→ **Task to carry out**:
Wherever "screenshot" appears in a line, copy that line.

Data excerpts
# # # # #

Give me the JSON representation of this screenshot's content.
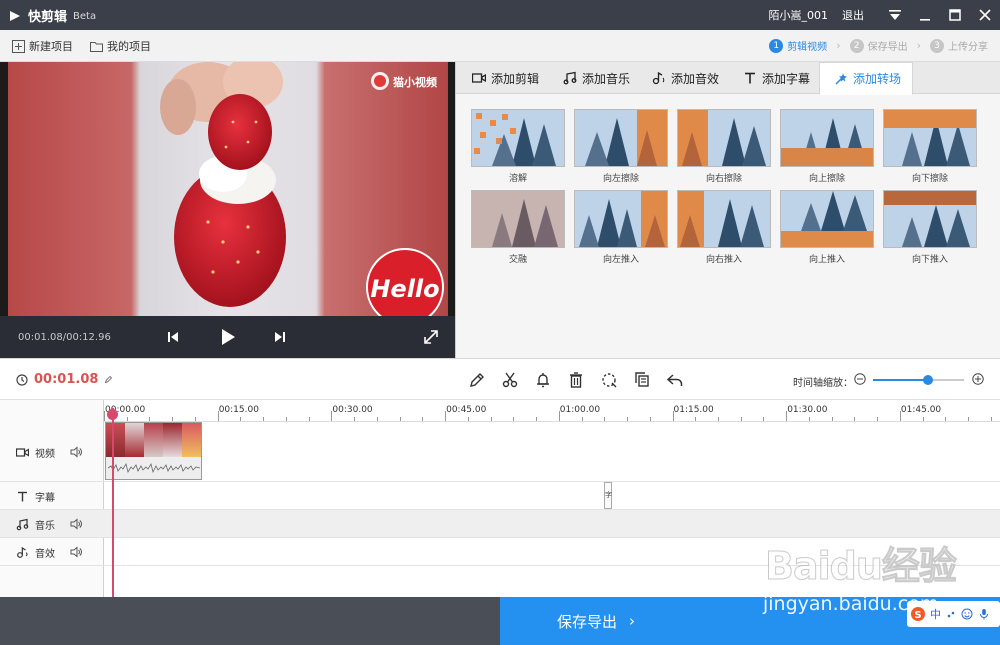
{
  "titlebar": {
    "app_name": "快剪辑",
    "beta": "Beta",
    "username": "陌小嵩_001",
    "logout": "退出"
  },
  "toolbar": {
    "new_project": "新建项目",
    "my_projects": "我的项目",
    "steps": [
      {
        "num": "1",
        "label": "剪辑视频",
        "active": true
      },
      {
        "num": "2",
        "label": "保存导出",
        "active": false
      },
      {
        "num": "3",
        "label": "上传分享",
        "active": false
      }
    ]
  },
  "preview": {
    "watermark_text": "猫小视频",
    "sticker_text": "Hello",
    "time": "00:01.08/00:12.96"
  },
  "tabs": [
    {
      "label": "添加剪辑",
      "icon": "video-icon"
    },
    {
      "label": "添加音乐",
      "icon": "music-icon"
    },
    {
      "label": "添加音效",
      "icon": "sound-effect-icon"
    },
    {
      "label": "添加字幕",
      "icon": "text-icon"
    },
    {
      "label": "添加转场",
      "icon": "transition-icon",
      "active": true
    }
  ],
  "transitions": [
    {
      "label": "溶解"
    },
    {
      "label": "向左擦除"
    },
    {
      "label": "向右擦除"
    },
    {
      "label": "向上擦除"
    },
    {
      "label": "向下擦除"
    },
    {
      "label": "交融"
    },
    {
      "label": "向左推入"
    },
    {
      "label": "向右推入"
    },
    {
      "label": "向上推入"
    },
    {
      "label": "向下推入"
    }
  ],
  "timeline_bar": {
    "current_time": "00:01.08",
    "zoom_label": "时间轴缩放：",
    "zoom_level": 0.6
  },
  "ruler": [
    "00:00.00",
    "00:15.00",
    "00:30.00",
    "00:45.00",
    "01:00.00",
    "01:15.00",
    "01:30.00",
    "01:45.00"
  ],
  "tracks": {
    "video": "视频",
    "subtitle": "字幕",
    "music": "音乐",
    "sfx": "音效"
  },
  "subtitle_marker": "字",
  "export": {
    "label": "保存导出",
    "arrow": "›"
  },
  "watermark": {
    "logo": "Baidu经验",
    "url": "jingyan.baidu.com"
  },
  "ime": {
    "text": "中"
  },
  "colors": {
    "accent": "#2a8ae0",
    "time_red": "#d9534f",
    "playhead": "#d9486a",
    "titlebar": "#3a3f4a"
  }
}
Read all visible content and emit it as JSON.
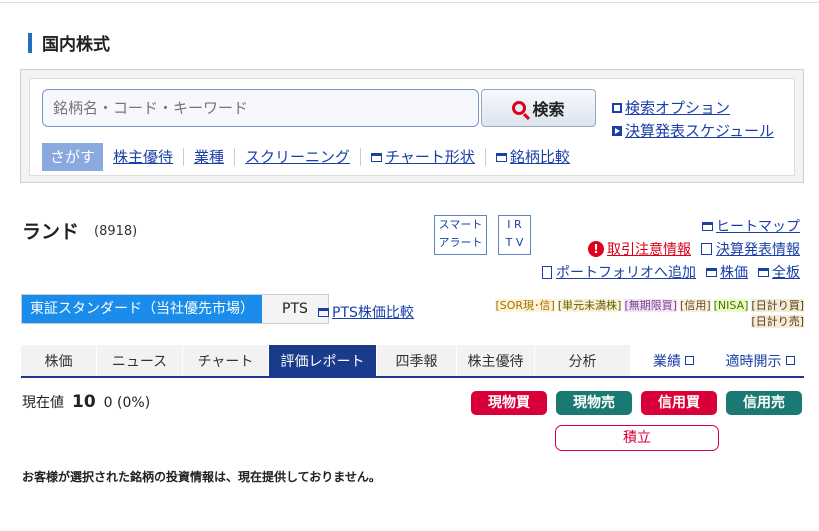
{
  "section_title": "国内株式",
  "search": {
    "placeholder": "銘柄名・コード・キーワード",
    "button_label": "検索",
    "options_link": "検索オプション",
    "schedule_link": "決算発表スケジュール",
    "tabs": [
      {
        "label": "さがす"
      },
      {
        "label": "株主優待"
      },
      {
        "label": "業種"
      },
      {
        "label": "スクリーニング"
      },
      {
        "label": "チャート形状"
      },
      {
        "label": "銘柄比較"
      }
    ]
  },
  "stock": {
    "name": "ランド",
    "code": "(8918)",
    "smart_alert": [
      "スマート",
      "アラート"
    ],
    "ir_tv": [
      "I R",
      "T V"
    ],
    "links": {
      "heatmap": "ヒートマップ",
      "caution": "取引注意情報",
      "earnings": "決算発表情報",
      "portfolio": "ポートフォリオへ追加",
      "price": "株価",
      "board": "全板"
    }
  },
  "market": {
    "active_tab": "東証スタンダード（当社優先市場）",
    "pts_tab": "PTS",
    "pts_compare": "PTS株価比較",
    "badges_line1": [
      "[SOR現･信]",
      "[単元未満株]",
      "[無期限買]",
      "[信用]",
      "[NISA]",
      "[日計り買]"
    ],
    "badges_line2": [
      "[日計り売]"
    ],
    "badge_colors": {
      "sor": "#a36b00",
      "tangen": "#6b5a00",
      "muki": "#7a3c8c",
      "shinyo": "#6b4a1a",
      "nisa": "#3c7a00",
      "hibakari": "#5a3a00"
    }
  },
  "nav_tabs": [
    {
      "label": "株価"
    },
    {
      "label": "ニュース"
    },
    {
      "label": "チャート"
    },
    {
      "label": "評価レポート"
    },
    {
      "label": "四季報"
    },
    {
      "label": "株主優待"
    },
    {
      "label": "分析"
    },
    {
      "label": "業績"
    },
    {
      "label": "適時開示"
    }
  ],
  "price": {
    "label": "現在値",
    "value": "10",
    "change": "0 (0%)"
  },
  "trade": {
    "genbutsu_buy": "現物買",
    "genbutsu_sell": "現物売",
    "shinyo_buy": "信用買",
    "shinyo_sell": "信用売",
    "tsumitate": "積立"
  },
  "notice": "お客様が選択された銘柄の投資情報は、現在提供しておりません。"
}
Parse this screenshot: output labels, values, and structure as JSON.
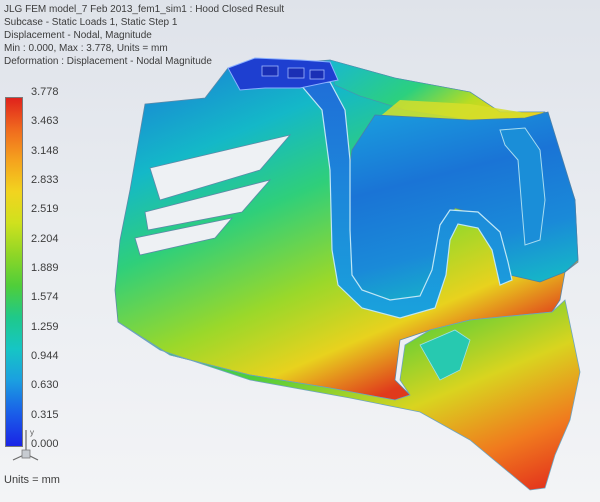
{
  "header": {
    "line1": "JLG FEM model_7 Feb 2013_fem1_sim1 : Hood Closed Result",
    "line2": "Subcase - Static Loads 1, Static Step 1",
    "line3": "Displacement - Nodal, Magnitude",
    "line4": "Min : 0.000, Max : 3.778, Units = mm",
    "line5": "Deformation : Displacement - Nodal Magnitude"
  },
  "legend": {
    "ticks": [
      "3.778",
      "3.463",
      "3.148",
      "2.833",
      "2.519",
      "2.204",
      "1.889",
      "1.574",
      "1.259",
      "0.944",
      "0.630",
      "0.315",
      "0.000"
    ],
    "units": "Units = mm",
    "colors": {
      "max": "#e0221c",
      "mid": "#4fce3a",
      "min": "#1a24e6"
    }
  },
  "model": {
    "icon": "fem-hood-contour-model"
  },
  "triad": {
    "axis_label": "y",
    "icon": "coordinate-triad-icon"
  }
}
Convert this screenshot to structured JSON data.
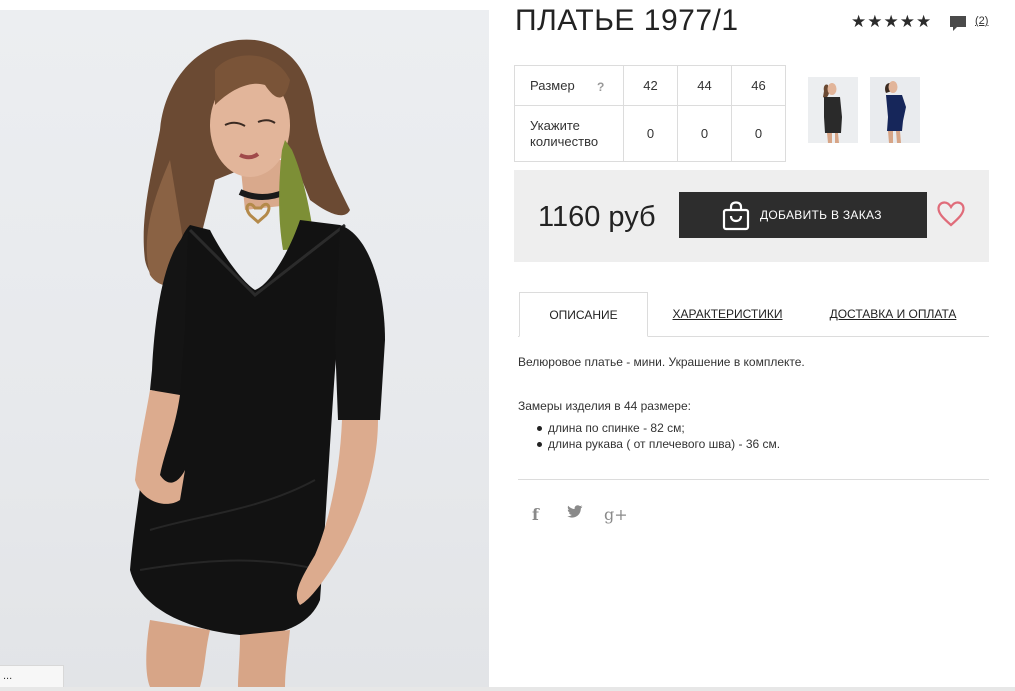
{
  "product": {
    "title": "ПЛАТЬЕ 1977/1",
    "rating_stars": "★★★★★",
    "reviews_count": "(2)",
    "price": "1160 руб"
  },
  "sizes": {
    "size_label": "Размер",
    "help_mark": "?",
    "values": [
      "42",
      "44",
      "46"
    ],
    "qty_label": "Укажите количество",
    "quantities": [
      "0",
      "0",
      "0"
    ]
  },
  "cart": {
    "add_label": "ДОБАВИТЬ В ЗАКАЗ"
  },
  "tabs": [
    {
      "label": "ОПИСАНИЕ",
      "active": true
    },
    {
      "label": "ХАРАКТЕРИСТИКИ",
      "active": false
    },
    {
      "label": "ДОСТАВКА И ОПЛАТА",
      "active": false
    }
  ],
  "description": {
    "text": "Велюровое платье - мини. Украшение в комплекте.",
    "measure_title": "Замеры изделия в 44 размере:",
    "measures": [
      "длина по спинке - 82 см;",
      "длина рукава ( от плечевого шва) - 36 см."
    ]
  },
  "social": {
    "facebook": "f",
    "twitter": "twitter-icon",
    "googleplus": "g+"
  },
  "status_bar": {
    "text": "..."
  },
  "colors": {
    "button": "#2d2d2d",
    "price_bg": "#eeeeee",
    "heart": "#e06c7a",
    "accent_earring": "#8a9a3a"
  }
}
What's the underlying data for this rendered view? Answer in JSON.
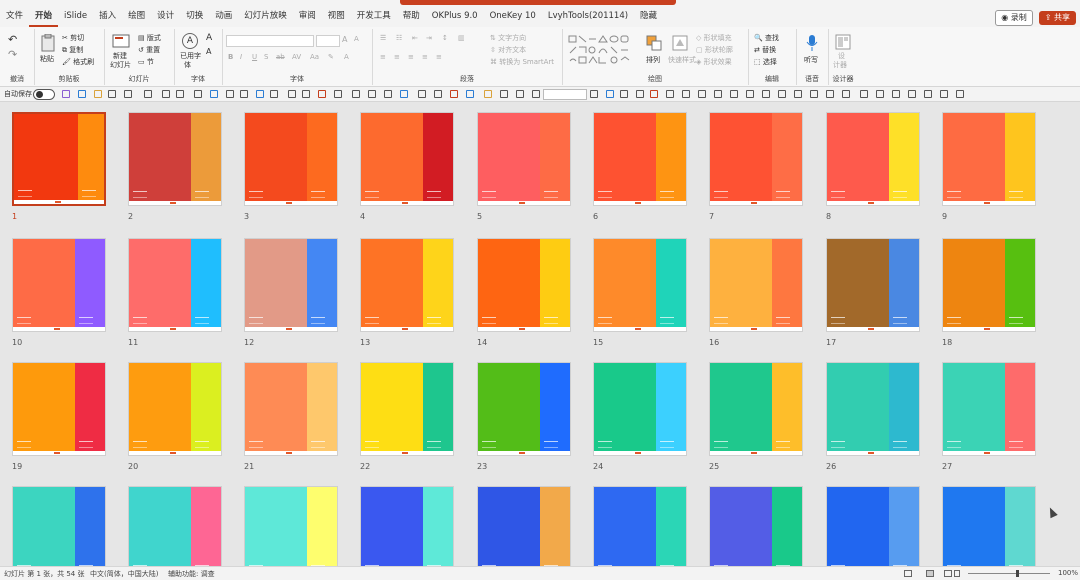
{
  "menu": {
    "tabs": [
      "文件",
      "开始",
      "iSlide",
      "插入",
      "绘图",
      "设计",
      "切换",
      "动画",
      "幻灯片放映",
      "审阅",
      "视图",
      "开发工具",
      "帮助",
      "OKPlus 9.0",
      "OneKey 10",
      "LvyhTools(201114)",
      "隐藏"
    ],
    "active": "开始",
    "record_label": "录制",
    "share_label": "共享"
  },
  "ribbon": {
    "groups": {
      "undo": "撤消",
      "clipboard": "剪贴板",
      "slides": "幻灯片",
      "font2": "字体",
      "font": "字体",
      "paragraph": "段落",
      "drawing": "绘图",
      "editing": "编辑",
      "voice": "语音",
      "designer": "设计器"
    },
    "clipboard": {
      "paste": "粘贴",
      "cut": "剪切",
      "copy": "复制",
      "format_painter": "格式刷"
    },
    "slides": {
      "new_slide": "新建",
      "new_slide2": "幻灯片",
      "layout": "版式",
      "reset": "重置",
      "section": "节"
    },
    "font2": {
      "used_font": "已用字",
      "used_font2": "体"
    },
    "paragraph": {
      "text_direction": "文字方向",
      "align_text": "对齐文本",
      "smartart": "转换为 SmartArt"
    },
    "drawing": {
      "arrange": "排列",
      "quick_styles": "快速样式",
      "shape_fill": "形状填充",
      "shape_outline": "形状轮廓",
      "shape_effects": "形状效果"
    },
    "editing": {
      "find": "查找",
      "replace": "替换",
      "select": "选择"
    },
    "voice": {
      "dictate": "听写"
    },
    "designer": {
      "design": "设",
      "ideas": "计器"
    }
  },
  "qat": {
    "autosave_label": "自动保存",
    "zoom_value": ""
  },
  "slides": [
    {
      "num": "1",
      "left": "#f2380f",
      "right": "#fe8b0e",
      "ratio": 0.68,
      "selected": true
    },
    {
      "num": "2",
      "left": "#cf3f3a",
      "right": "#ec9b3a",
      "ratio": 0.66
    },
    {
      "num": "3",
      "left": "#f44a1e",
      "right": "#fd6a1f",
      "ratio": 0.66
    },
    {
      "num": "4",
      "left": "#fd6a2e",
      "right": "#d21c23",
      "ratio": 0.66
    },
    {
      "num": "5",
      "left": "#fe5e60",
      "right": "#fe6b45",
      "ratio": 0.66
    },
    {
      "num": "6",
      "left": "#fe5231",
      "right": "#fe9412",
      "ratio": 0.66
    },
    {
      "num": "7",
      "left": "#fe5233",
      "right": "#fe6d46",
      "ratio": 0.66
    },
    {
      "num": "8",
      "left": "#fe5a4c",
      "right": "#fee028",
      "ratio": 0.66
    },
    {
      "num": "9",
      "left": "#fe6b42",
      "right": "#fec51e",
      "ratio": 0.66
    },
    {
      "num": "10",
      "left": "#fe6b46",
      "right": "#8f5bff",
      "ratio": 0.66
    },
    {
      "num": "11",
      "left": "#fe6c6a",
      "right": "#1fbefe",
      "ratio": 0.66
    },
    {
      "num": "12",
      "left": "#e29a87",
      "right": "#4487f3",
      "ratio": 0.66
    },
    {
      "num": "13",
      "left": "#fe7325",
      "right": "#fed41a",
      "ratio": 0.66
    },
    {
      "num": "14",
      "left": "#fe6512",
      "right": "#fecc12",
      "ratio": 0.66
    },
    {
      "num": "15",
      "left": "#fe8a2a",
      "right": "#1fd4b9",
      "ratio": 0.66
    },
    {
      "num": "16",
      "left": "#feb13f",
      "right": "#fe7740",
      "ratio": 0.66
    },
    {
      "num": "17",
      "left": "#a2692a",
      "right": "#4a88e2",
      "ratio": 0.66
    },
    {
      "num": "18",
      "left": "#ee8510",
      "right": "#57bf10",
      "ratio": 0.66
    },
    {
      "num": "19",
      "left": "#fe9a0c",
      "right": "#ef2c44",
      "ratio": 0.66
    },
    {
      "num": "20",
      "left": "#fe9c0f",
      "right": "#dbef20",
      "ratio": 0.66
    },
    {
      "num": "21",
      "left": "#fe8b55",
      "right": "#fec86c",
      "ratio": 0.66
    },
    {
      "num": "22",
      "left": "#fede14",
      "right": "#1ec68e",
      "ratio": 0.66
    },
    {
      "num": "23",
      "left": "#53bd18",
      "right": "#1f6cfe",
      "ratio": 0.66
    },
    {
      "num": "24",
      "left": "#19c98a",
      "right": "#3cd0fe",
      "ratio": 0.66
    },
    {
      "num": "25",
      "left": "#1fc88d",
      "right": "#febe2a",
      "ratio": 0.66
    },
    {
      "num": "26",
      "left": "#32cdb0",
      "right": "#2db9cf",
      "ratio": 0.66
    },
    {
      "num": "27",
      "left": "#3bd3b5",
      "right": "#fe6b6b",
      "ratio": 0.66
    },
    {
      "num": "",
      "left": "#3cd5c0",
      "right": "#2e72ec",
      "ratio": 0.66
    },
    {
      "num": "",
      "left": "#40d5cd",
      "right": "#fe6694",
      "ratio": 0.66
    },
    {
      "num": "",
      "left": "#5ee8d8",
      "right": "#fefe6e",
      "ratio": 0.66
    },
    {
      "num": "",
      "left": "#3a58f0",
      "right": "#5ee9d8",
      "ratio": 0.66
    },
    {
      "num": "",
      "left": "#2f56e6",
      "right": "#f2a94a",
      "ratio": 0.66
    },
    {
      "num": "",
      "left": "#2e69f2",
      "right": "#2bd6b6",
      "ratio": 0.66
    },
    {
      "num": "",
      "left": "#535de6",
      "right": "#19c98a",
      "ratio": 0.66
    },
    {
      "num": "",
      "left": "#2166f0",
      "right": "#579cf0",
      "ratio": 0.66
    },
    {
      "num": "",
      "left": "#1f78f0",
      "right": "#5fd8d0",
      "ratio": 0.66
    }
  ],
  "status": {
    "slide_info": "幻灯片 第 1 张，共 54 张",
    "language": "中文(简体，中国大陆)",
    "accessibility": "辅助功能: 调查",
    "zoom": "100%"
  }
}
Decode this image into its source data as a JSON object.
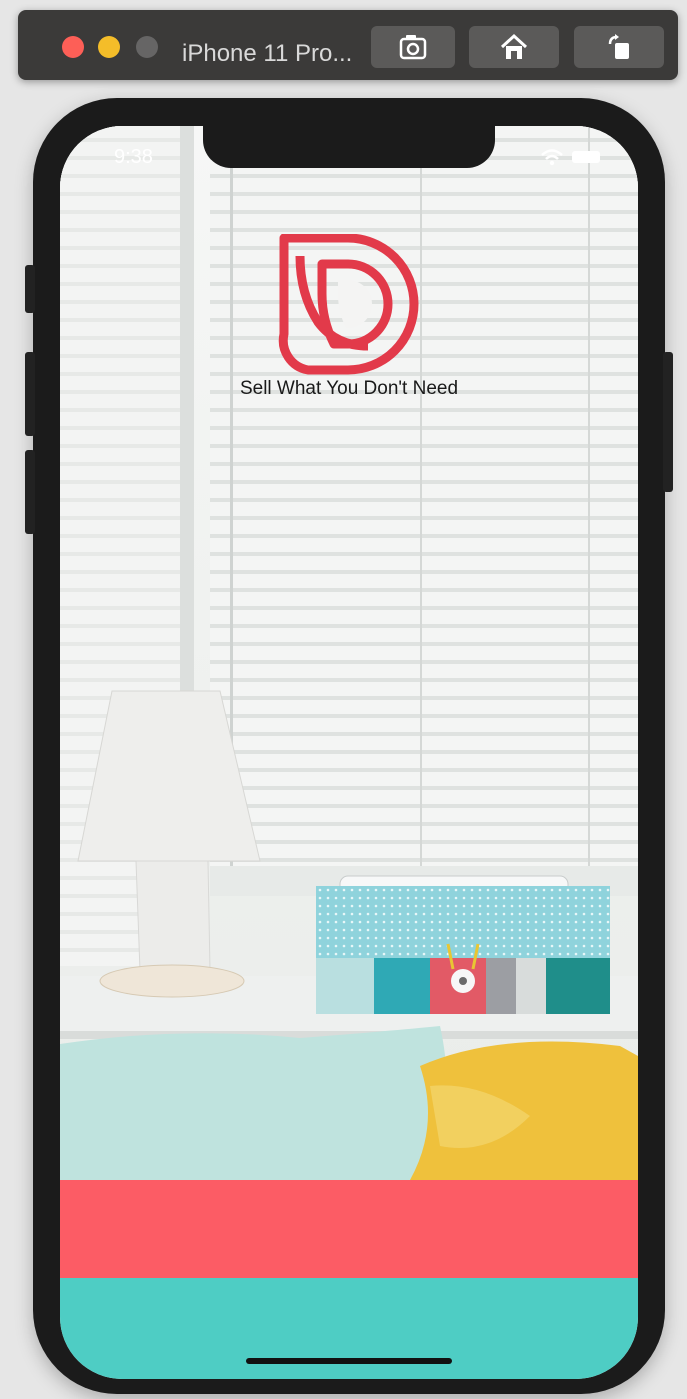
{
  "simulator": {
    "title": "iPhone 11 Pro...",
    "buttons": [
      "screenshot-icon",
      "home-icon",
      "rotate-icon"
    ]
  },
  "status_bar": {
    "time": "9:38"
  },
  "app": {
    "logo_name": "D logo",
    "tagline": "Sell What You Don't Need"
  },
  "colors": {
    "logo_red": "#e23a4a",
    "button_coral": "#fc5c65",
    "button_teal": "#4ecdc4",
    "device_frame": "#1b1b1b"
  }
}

# # # # #

→ **Task response**:
Give me the JSON representation of this screenshot's content.
Parse this screenshot: output labels, values, and structure as JSON.
Convert this screenshot to structured JSON data.
      "screenshot-icon",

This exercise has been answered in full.